— START —
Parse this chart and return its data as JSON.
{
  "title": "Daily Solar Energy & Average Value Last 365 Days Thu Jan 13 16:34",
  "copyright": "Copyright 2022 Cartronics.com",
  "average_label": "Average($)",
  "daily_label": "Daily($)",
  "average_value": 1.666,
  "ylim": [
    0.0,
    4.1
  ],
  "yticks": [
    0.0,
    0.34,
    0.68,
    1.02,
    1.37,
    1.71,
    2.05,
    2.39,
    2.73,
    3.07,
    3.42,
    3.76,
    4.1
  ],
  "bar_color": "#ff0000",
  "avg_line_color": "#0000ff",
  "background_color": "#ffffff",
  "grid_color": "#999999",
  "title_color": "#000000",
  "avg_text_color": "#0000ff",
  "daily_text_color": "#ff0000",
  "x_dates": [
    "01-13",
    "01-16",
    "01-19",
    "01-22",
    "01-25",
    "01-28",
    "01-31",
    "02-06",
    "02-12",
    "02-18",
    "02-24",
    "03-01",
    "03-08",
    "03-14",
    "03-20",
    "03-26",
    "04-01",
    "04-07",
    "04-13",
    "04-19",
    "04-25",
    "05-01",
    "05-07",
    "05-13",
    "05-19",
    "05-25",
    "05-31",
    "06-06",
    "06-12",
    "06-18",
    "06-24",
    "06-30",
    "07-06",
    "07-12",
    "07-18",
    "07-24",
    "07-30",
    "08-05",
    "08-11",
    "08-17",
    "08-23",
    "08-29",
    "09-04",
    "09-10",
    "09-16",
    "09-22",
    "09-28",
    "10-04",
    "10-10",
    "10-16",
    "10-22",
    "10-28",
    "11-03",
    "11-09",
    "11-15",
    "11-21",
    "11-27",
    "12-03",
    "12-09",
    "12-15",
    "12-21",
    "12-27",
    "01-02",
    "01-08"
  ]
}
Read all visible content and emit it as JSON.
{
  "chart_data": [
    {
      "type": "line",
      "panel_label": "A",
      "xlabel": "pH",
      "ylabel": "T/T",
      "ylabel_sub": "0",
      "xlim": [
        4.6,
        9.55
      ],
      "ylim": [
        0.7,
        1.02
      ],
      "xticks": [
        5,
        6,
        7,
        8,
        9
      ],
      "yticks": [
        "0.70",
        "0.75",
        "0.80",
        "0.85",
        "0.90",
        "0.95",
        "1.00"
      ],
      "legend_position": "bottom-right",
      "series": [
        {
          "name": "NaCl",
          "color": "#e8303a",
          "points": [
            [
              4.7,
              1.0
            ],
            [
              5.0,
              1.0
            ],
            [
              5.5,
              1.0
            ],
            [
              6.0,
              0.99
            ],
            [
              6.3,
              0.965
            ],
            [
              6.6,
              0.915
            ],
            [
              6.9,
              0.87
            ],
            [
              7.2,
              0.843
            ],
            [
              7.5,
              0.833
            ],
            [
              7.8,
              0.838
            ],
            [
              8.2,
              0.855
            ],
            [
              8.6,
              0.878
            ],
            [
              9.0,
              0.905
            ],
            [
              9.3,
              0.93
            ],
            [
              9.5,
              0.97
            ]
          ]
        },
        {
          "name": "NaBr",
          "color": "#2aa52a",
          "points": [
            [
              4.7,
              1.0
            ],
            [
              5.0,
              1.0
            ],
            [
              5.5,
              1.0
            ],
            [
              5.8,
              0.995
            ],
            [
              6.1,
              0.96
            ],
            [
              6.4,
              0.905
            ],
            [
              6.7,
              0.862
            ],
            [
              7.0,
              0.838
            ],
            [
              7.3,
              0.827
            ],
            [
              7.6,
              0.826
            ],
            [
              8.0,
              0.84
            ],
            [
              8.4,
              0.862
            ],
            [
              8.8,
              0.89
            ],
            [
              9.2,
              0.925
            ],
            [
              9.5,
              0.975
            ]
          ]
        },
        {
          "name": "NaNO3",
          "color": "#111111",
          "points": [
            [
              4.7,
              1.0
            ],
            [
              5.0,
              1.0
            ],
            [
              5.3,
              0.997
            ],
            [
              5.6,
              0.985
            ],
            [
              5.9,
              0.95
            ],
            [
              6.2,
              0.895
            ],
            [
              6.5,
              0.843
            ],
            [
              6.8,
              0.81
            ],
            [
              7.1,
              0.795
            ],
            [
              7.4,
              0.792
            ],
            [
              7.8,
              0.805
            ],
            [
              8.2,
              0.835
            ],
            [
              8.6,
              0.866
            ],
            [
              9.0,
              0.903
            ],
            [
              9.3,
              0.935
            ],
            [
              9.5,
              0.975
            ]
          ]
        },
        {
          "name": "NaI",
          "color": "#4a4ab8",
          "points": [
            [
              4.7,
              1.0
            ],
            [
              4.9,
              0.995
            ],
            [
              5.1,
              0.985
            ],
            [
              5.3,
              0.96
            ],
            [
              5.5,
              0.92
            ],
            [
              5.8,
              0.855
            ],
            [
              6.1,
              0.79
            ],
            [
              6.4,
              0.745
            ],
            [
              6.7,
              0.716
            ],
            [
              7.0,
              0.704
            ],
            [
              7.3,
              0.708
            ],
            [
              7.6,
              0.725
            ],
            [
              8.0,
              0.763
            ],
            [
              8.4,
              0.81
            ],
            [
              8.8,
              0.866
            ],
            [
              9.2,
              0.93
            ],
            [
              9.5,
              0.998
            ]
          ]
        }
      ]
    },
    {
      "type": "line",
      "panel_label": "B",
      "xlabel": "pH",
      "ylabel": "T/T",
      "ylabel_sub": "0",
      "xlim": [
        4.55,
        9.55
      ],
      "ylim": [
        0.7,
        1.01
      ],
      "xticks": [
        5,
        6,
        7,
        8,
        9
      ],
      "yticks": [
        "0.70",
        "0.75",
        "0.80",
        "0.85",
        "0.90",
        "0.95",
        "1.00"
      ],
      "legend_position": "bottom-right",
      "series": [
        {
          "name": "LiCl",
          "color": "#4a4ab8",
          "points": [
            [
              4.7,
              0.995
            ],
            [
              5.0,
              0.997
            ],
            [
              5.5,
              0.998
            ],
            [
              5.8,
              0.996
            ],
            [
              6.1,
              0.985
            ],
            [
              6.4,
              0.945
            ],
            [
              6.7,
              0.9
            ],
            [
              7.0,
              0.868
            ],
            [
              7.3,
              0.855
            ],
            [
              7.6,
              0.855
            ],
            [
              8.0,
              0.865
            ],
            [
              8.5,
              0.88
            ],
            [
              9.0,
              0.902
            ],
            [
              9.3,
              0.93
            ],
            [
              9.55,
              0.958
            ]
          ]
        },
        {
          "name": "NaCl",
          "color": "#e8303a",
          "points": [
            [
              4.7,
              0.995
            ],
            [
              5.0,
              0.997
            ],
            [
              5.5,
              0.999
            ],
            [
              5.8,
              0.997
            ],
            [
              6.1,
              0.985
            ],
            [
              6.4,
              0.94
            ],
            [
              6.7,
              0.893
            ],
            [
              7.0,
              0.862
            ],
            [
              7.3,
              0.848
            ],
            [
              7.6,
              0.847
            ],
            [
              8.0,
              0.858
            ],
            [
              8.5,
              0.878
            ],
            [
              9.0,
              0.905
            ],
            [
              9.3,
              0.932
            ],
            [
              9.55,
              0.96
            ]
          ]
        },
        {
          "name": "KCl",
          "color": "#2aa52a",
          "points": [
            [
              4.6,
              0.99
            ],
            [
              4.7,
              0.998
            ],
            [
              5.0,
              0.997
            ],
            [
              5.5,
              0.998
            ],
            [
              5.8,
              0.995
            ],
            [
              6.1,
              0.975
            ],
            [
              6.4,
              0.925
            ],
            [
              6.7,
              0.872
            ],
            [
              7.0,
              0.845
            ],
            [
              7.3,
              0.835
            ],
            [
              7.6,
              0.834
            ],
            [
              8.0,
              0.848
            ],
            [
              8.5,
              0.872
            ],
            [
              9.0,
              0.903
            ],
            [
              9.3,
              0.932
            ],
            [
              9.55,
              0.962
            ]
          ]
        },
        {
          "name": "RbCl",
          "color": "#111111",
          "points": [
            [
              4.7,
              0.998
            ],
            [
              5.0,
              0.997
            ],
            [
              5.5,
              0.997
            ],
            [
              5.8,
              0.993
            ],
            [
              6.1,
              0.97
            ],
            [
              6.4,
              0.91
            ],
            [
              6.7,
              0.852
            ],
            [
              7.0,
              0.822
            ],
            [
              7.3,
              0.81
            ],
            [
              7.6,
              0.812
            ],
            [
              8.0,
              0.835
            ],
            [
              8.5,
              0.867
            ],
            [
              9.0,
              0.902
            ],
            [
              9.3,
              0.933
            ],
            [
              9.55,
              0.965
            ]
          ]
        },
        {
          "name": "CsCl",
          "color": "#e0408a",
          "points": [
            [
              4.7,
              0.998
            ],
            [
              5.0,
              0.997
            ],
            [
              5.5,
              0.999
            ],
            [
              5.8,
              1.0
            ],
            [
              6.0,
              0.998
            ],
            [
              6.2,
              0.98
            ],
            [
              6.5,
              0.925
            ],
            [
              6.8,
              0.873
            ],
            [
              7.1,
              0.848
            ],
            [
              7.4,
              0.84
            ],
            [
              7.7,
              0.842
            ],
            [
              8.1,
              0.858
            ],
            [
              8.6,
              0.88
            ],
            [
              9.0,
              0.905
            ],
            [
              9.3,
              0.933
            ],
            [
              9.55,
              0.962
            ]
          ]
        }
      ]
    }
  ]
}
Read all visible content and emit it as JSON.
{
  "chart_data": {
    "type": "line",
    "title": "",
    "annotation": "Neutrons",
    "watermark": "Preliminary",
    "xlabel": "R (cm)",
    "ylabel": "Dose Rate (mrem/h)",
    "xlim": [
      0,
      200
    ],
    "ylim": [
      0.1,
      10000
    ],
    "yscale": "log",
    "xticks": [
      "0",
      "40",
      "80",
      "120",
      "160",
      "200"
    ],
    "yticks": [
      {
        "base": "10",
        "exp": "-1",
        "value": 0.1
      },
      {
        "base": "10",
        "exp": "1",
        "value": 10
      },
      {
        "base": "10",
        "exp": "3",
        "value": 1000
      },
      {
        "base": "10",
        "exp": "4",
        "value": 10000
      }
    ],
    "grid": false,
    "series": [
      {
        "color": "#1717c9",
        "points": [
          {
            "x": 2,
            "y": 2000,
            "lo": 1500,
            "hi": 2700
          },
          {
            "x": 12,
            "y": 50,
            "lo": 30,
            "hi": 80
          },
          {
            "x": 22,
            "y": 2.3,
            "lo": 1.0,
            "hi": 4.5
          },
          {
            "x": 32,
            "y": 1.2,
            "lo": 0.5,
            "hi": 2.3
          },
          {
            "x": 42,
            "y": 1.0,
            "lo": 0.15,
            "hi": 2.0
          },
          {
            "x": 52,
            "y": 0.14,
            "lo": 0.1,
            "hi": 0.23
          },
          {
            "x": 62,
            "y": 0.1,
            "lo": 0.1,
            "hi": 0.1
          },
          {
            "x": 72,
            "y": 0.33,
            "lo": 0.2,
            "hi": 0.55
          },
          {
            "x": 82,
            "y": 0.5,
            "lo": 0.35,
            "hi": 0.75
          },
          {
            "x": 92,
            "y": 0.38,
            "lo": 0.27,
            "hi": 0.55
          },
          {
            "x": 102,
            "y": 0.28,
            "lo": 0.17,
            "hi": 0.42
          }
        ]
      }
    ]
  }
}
— END —
**To do**
Using the records above, pull out each line where the word "name" occurs.

**The completed task**
          "name": "NaCl",
          "name": "NaBr",
          "name": "NaNO3",
          "name": "NaI",
          "name": "LiCl",
          "name": "NaCl",
          "name": "KCl",
          "name": "RbCl",
          "name": "CsCl",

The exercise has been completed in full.